▶ **Text to read**
# Hair algae



## jschall (Apr 13, 2009)

I'm getting hair algae in my 10 gallon.

Rotala indica and glosso growing in rapidly. Still not very much glosso, but if it keeps going it'll have the tank covered in 2 weeks or less.
consistent co2 at 1 bubble/2 seconds into a canister filter. Green drop checker, but I don't have a perfect 4dkh solution.
81 watts of PC on 8 hours
dosing 1/8tsp kno3
1/32tsp kh2po4
1/32tsp csm+b
which is exactly what EI recommends, every monday, wednesday, friday night with a WC before monday's dosing.
ADA amazonia II aquasoil.
The hair is growing (en masse) on the piece of driftwood in the tank and on the glass. I can see maybe 2 strands on the rotala, nothing on the glosso.

I've dosed some excel. Should I also lower my po4 dosing?

▶ **Written problem**
Write out the hair algae post word for word from "consistent co2 at" to "before monday's dosing.". The lines that come next are separate material with no connection to the hair algae post.

▶ **Material provided**
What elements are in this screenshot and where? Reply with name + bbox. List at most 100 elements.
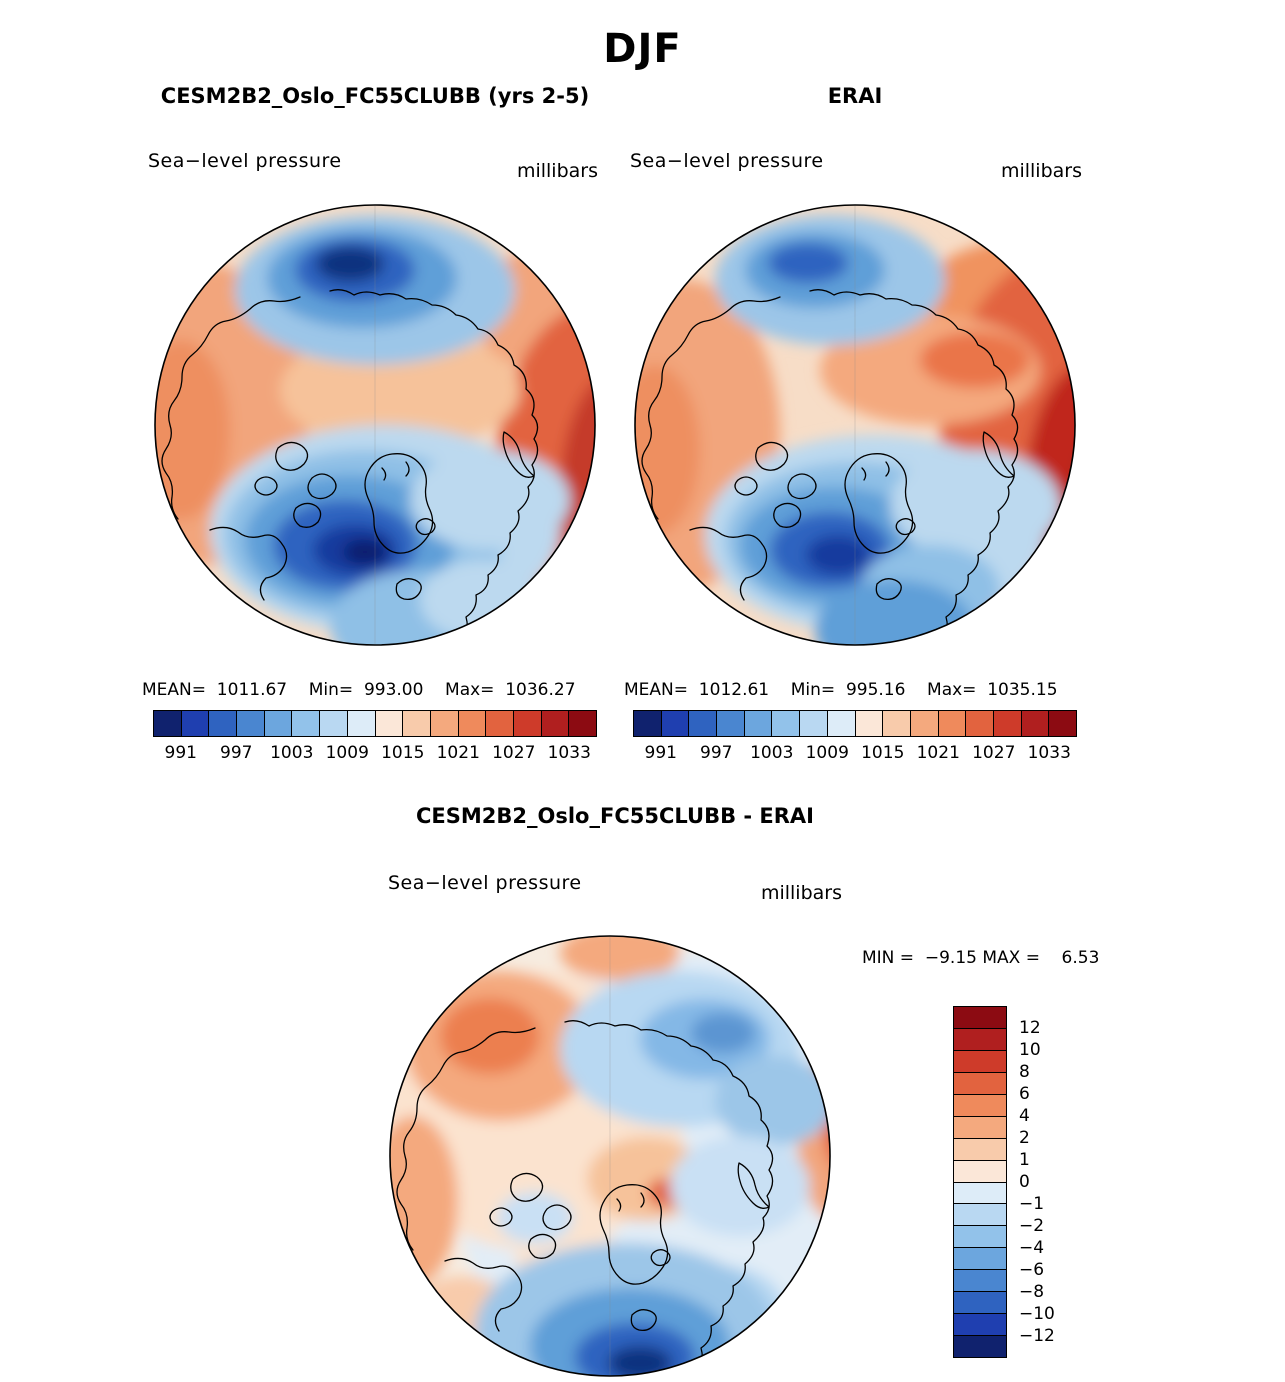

▶ **Answer to the problem**
consistent co2 at 1 bubble/2 seconds into a canister filter. Green drop checker, but I don't have a perfect 4dkh solution.
81 watts of PC on 8 hours
dosing 1/8tsp kno3
1/32tsp kh2po4
1/32tsp csm+b
which is exactly what EI recommends, every monday, wednesday, friday night with a WC before monday's dosing.